Work instructions: Reproduce word for word the part of the neuro-symbolic AI passage that opens with the words containing "Neuro-symbolic AI has" and closes with "and explainable reasoning.".

==== Exercise passage

Neuro-symbolic AI has demonstrated superior abstract deduction, complex question answering, mathematical reasoning, logical reasoning, and cognitive robotics [28, 66, 55, 81, 12, 38, 41, 71]. Its ability to learn efficiently from fewer data points, produce transparent and verifiable outputs, and robustly handle uncertainty and ambiguity makes it particularly advantageous compared to purely neural approaches. For example, recently Meta’s LIPS [28] and Google’s AlphaGeometry [66] leverage compositional neuro-symbolic approaches to solve complex math problems and achieve a level of human Olympiad gold medalists. R 2 -Guard [20] leverages LLM and probabilistic models to improve robust reasoning capability and resilience against jailbreaks. They represent a paradigm shift for AI that requires robust, verifiable, and explainable reasoning.

========
==== Dataset

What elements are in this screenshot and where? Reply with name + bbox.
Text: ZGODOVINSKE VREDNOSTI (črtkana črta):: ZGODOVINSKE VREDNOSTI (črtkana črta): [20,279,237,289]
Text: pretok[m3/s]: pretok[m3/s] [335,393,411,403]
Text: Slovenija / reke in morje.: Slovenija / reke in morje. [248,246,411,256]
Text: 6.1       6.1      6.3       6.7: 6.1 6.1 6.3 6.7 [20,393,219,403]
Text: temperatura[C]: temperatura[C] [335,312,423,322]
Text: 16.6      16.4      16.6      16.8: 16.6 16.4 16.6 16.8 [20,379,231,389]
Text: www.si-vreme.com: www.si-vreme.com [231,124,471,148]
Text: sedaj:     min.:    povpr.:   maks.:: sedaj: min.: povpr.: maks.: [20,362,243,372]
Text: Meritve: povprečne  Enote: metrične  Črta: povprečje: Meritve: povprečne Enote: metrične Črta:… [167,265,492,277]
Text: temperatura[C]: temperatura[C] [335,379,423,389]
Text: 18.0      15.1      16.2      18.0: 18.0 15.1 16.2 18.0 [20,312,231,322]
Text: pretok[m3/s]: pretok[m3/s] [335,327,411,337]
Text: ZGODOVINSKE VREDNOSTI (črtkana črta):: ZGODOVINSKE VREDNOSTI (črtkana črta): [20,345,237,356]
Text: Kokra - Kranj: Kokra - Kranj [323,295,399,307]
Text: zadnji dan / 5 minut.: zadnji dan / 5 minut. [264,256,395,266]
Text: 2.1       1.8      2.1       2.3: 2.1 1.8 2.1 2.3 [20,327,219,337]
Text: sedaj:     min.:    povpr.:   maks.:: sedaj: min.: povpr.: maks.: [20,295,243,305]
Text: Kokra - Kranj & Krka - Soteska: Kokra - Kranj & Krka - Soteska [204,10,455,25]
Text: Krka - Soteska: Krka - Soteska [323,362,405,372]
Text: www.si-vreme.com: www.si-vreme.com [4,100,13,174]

========

Solution to the problem:
Neuro-symbolic AI has demonstrated superior abstract deduction, complex question answering, mathematical reasoning, logical reasoning, and cognitive robotics [28, 66, 55, 81, 12, 38, 41, 71]. Its ability to learn efficiently from fewer data points, produce transparent and verifiable outputs, and robustly handle uncertainty and ambiguity makes it particularly advantageous compared to purely neural approaches. For example, recently Meta’s LIPS [28] and Google’s AlphaGeometry [66] leverage compositional neuro-symbolic approaches to solve complex math problems and achieve a level of human Olympiad gold medalists. R 2 -Guard [20] leverages LLM and probabilistic models to improve robust reasoning capability and resilience against jailbreaks. They represent a paradigm shift for AI that requires robust, verifiable, and explainable reasoning.